Supplied records:
____________
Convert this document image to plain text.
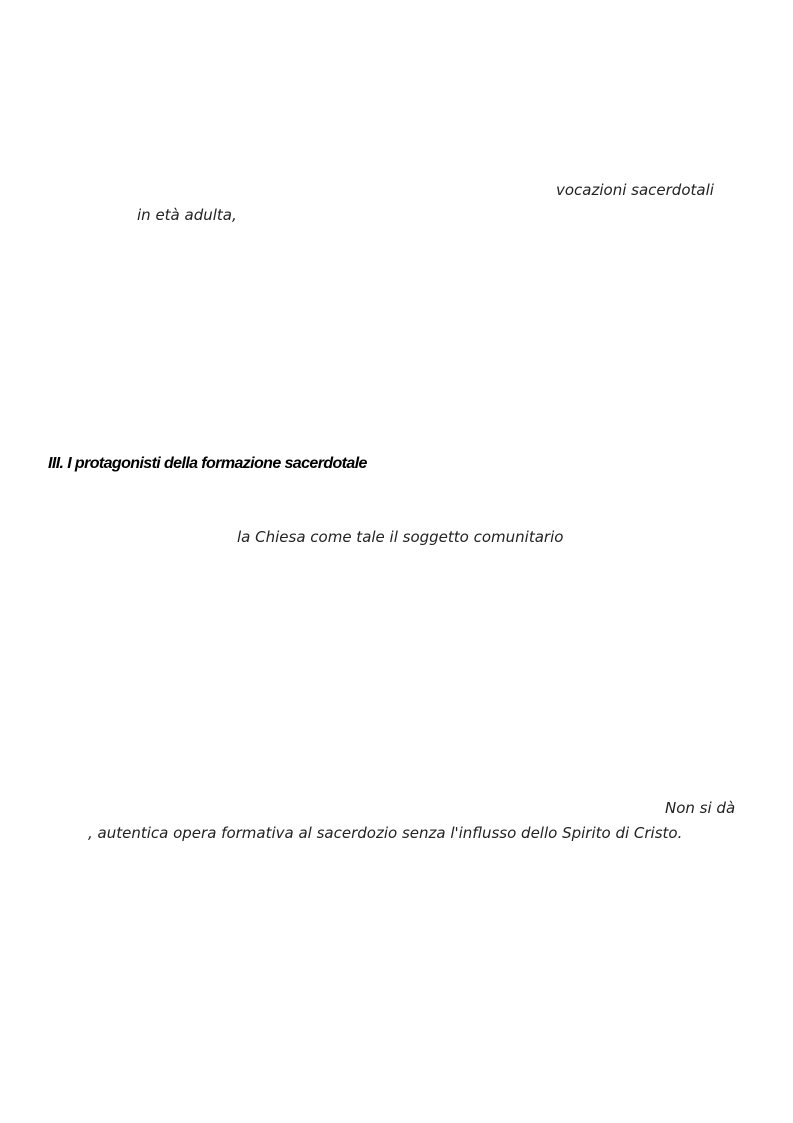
vocazioni sacerdotali
in età adulta,
III. I protagonisti della formazione sacerdotale
la Chiesa come tale il soggetto comunitario
Non si dà
, autentica opera formativa al sacerdozio senza l'influsso dello Spirito di Cristo.
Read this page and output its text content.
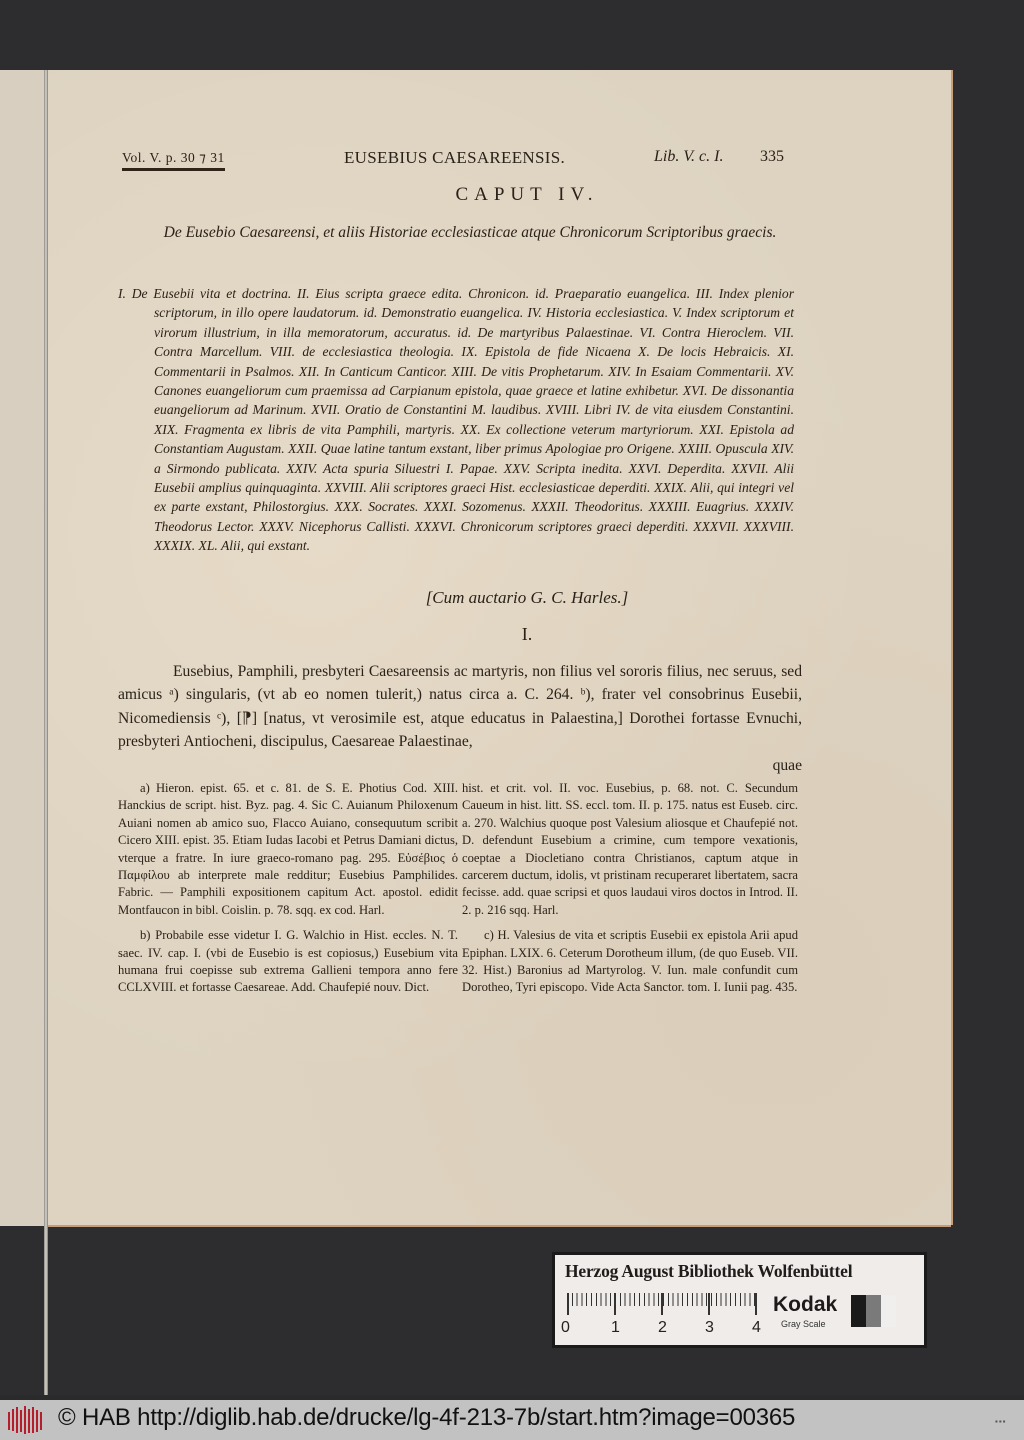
Vol. V. p. 30 ⁊ 31	EUSEBIUS CAESAREENSIS.	Lib. V. c. I. 335
CAPUT IV.
De Eusebio Caesareensi, et aliis Historiae ecclesiasticae atque Chronicorum Scriptoribus graecis.
I. De Eusebii vita et doctrina. II. Eius scripta graece edita. Chronicon. id. Praeparatio euangelica. III. Index plenior scriptorum, in illo opere laudatorum. id. Demonstratio euangelica. IV. Historia ecclesiastica. V. Index scriptorum et virorum illustrium, in illa memoratorum, accuratus. id. De martyribus Palaestinae. VI. Contra Hieroclem. VII. Contra Marcellum. VIII. de ecclesiastica theologia. IX. Epistola de fide Nicaena X. De locis Hebraicis. XI. Commentarii in Psalmos. XII. In Canticum Canticor. XIII. De vitis Prophetarum. XIV. In Esaiam Commentarii. XV. Canones euangeliorum cum praemissa ad Carpianum epistola, quae graece et latine exhibetur. XVI. De dissonantia euangeliorum ad Marinum. XVII. Oratio de Constantini M. laudibus. XVIII. Libri IV. de vita eiusdem Constantini. XIX. Fragmenta ex libris de vita Pamphili, martyris. XX. Ex collectione veterum martyriorum. XXI. Epistola ad Constantiam Augustam. XXII. Quae latine tantum exstant, liber primus Apologiae pro Origene. XXIII. Opuscula XIV. a Sirmondo publicata. XXIV. Acta spuria Siluestri I. Papae. XXV. Scripta inedita. XXVI. Deperdita. XXVII. Alii Eusebii amplius quinquaginta. XXVIII. Alii scriptores graeci Hist. ecclesiasticae deperditi. XXIX. Alii, qui integri vel ex parte exstant, Philostorgius. XXX. Socrates. XXXI. Sozomenus. XXXII. Theodoritus. XXXIII. Euagrius. XXXIV. Theodorus Lector. XXXV. Nicephorus Callisti. XXXVI. Chronicorum scriptores graeci deperditi. XXXVII. XXXVIII. XXXIX. XL. Alii, qui exstant.
[Cum auctario G. C. Harles.]
I.

Eusebius, Pamphili, presbyteri Caesareensis ac martyris, non filius vel sororis filius, nec seruus, sed amicus ᵃ) singularis, (vt ab eo nomen tulerit,) natus circa a. C. 264. ᵇ), frater vel consobrinus Eusebii, Nicomediensis ᶜ), [⁋] [natus, vt verosimile est, atque educatus in Palaestina,] Dorothei fortasse Evnuchi, presbyteri Antiocheni, discipulus, Caesareae Palaestinae,

quae

a) Hieron. epist. 65. et c. 81. de S. E. Photius Cod. XIII. Hanckius de script. hist. Byz. pag. 4. Sic C. Auianum Philoxenum Auiani nomen ab amico suo, Flacco Auiano, consequutum scribit Cicero XIII. epist. 35. Etiam Iudas Iacobi et Petrus Damiani dictus, vterque a fratre. In iure graeco-romano pag. 295. Εὐσέβιος ὁ Παμφίλου ab interprete male redditur; Eusebius Pamphilides. Fabric. — Pamphili expositionem capitum Act. apostol. edidit Montfaucon in bibl. Coislin. p. 78. sqq. ex cod. Harl.

b) Probabile esse videtur I. G. Walchio in Hist. eccles. N. T. saec. IV. cap. I. (vbi de Eusebio is est copiosus,) Eusebium vita humana frui coepisse sub extrema Gallieni tempora anno fere CCLXVIII. et fortasse Caesareae. Add. Chaufepié nouv. Dict.

hist. et crit. vol. II. voc. Eusebius, p. 68. not. C. Secundum Caueum in hist. litt. SS. eccl. tom. II. p. 175. natus est Euseb. circ. a. 270. Walchius quoque post Valesium aliosque et Chaufepié not. D. defendunt Eusebium a crimine, cum tempore vexationis, coeptae a Diocletiano contra Christianos, captum atque in carcerem ductum, idolis, vt pristinam recuperaret libertatem, sacra fecisse. add. quae scripsi et quos laudaui viros doctos in Introd. II. 2. p. 216 sqq. Harl.

c) H. Valesius de vita et scriptis Eusebii ex epistola Arii apud Epiphan. LXIX. 6. Ceterum Dorotheum illum, (de quo Euseb. VII. 32. Hist.) Baronius ad Martyrolog. V. Iun. male confundit cum Dorotheo, Tyri episcopo. Vide Acta Sanctor. tom. I. Iunii pag. 435.

Herzog August Bibliothek Wolfenbüttel
0	1 2 3 4
Kodak
Gray Scale
© HAB http://diglib.hab.de/drucke/lg-4f-213-7b/start.htm?image=00365	▪▪▪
____________
Repeat the data exactly, excluding the pictures.

Written answer:
Convert this document image to plain text.
vocazioni sacerdotali
in età adulta,
III. I protagonisti della formazione sacerdotale
la Chiesa come tale il soggetto comunitario
Non si dà
, autentica opera formativa al sacerdozio senza l'influsso dello Spirito di Cristo.
Read this page and output its text content.
Vol. V. p. 30 ⁊ 31	EUSEBIUS CAESAREENSIS.	Lib. V. c. I. 335
CAPUT IV.
De Eusebio Caesareensi, et aliis Historiae ecclesiasticae atque Chronicorum Scriptoribus graecis.
I. De Eusebii vita et doctrina. II. Eius scripta graece edita. Chronicon. id. Praeparatio euangelica. III. Index plenior scriptorum, in illo opere laudatorum. id. Demonstratio euangelica. IV. Historia ecclesiastica. V. Index scriptorum et virorum illustrium, in illa memoratorum, accuratus. id. De martyribus Palaestinae. VI. Contra Hieroclem. VII. Contra Marcellum. VIII. de ecclesiastica theologia. IX. Epistola de fide Nicaena X. De locis Hebraicis. XI. Commentarii in Psalmos. XII. In Canticum Canticor. XIII. De vitis Prophetarum. XIV. In Esaiam Commentarii. XV. Canones euangeliorum cum praemissa ad Carpianum epistola, quae graece et latine exhibetur. XVI. De dissonantia euangeliorum ad Marinum. XVII. Oratio de Constantini M. laudibus. XVIII. Libri IV. de vita eiusdem Constantini. XIX. Fragmenta ex libris de vita Pamphili, martyris. XX. Ex collectione veterum martyriorum. XXI. Epistola ad Constantiam Augustam. XXII. Quae latine tantum exstant, liber primus Apologiae pro Origene. XXIII. Opuscula XIV. a Sirmondo publicata. XXIV. Acta spuria Siluestri I. Papae. XXV. Scripta inedita. XXVI. Deperdita. XXVII. Alii Eusebii amplius quinquaginta. XXVIII. Alii scriptores graeci Hist. ecclesiasticae deperditi. XXIX. Alii, qui integri vel ex parte exstant, Philostorgius. XXX. Socrates. XXXI. Sozomenus. XXXII. Theodoritus. XXXIII. Euagrius. XXXIV. Theodorus Lector. XXXV. Nicephorus Callisti. XXXVI. Chronicorum scriptores graeci deperditi. XXXVII. XXXVIII. XXXIX. XL. Alii, qui exstant.
[Cum auctario G. C. Harles.]
I.

Eusebius, Pamphili, presbyteri Caesareensis ac martyris, non filius vel sororis filius, nec seruus, sed amicus ᵃ) singularis, (vt ab eo nomen tulerit,) natus circa a. C. 264. ᵇ), frater vel consobrinus Eusebii, Nicomediensis ᶜ), [⁋] [natus, vt verosimile est, atque educatus in Palaestina,] Dorothei fortasse Evnuchi, presbyteri Antiocheni, discipulus, Caesareae Palaestinae,

quae

a) Hieron. epist. 65. et c. 81. de S. E. Photius Cod. XIII. Hanckius de script. hist. Byz. pag. 4. Sic C. Auianum Philoxenum Auiani nomen ab amico suo, Flacco Auiano, consequutum scribit Cicero XIII. epist. 35. Etiam Iudas Iacobi et Petrus Damiani dictus, vterque a fratre. In iure graeco-romano pag. 295. Εὐσέβιος ὁ Παμφίλου ab interprete male redditur; Eusebius Pamphilides. Fabric. — Pamphili expositionem capitum Act. apostol. edidit Montfaucon in bibl. Coislin. p. 78. sqq. ex cod. Harl.

b) Probabile esse videtur I. G. Walchio in Hist. eccles. N. T. saec. IV. cap. I. (vbi de Eusebio is est copiosus,) Eusebium vita humana frui coepisse sub extrema Gallieni tempora anno fere CCLXVIII. et fortasse Caesareae. Add. Chaufepié nouv. Dict.

hist. et crit. vol. II. voc. Eusebius, p. 68. not. C. Secundum Caueum in hist. litt. SS. eccl. tom. II. p. 175. natus est Euseb. circ. a. 270. Walchius quoque post Valesium aliosque et Chaufepié not. D. defendunt Eusebium a crimine, cum tempore vexationis, coeptae a Diocletiano contra Christianos, captum atque in carcerem ductum, idolis, vt pristinam recuperaret libertatem, sacra fecisse. add. quae scripsi et quos laudaui viros doctos in Introd. II. 2. p. 216 sqq. Harl.

c) H. Valesius de vita et scriptis Eusebii ex epistola Arii apud Epiphan. LXIX. 6. Ceterum Dorotheum illum, (de quo Euseb. VII. 32. Hist.) Baronius ad Martyrolog. V. Iun. male confundit cum Dorotheo, Tyri episcopo. Vide Acta Sanctor. tom. I. Iunii pag. 435.

Herzog August Bibliothek Wolfenbüttel
0	1 2 3 4
Kodak
Gray Scale
© HAB http://diglib.hab.de/drucke/lg-4f-213-7b/start.htm?image=00365	▪▪▪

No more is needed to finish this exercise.